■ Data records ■
++++++++++++++++++++

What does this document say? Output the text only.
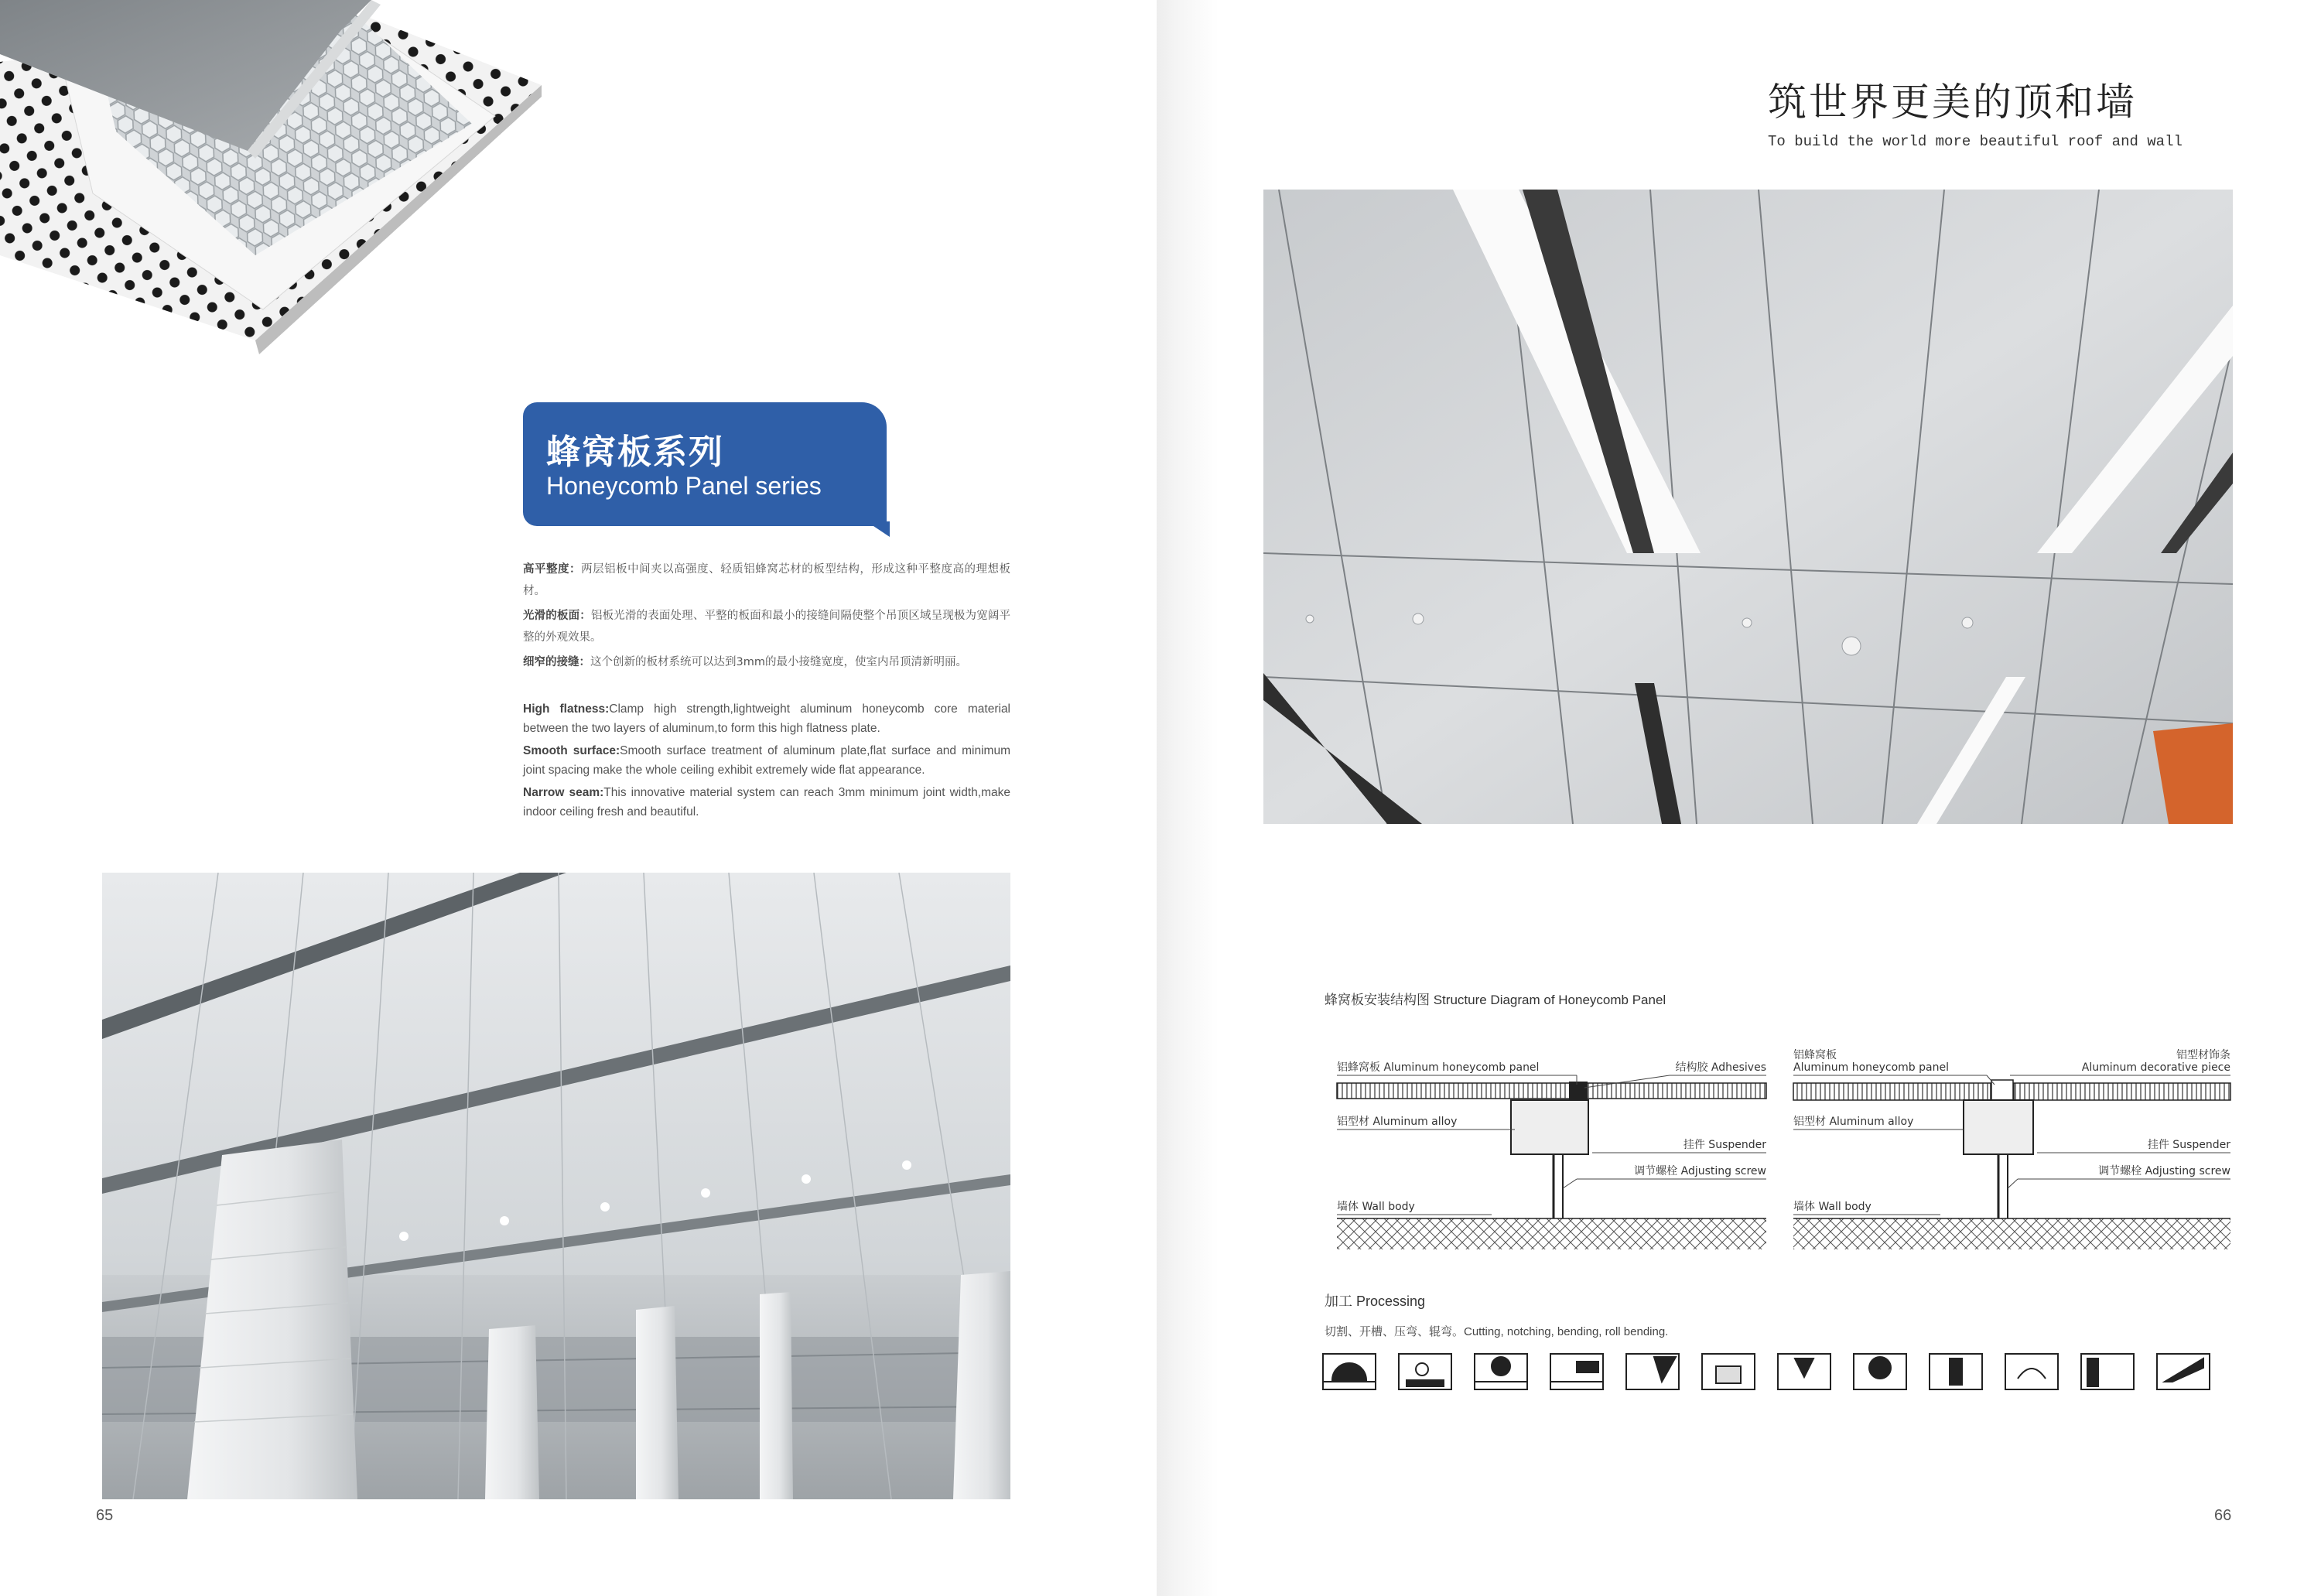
蜂窝板系列
Honeycomb Panel series

高平整度：两层铝板中间夹以高强度、轻质铝蜂窝芯材的板型结构，形成这种平整度高的理想板材。

光滑的板面：铝板光滑的表面处理、平整的板面和最小的接缝间隔使整个吊顶区域呈现极为宽阔平整的外观效果。

细窄的接缝：这个创新的板材系统可以达到3mm的最小接缝宽度，使室内吊顶清新明丽。

High flatness:Clamp high strength,lightweight aluminum honeycomb core material between the two layers of aluminum,to form this high flatness plate.

Smooth surface:Smooth surface treatment of aluminum plate,flat surface and minimum joint spacing make the whole ceiling exhibit extremely wide flat appearance.

Narrow seam:This innovative material system can reach 3mm minimum joint width,make indoor ceiling fresh and beautiful.

65
筑世界更美的顶和墙
To build the world more beautiful roof and wall
蜂窝板安装结构图 Structure Diagram of Honeycomb Panel
铝蜂窝板 Aluminum honeycomb panel	结构胶 Adhesives
铝型材 Aluminum alloy
挂件 Suspender
调节螺栓 Adjusting screw
墙体 Wall body
铝蜂窝板
Aluminum honeycomb panel
铝型材饰条
Aluminum decorative piece
铝型材 Aluminum alloy
挂件 Suspender
调节螺栓 Adjusting screw
墙体 Wall body
加工 Processing
切割、开槽、压弯、辊弯。Cutting, notching, bending, roll bending.
66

++++++++++++++++++++

■ TASK DETAILS ■
Go through the listing above and quote it exactly, apart from its images.

■ FINISHED TASK ■
What does this document say? Output the text only.
蜂窝板系列
Honeycomb Panel series

高平整度：两层铝板中间夹以高强度、轻质铝蜂窝芯材的板型结构，形成这种平整度高的理想板材。

光滑的板面：铝板光滑的表面处理、平整的板面和最小的接缝间隔使整个吊顶区域呈现极为宽阔平整的外观效果。

细窄的接缝：这个创新的板材系统可以达到3mm的最小接缝宽度，使室内吊顶清新明丽。

High flatness:Clamp high strength,lightweight aluminum honeycomb core material between the two layers of aluminum,to form this high flatness plate.

Smooth surface:Smooth surface treatment of aluminum plate,flat surface and minimum joint spacing make the whole ceiling exhibit extremely wide flat appearance.

Narrow seam:This innovative material system can reach 3mm minimum joint width,make indoor ceiling fresh and beautiful.

65
筑世界更美的顶和墙
To build the world more beautiful roof and wall
蜂窝板安装结构图 Structure Diagram of Honeycomb Panel
铝蜂窝板 Aluminum honeycomb panel	结构胶 Adhesives
铝型材 Aluminum alloy
挂件 Suspender
调节螺栓 Adjusting screw
墙体 Wall body
铝蜂窝板
Aluminum honeycomb panel
铝型材饰条
Aluminum decorative piece
铝型材 Aluminum alloy
挂件 Suspender
调节螺栓 Adjusting screw
墙体 Wall body
加工 Processing
切割、开槽、压弯、辊弯。Cutting, notching, bending, roll bending.
66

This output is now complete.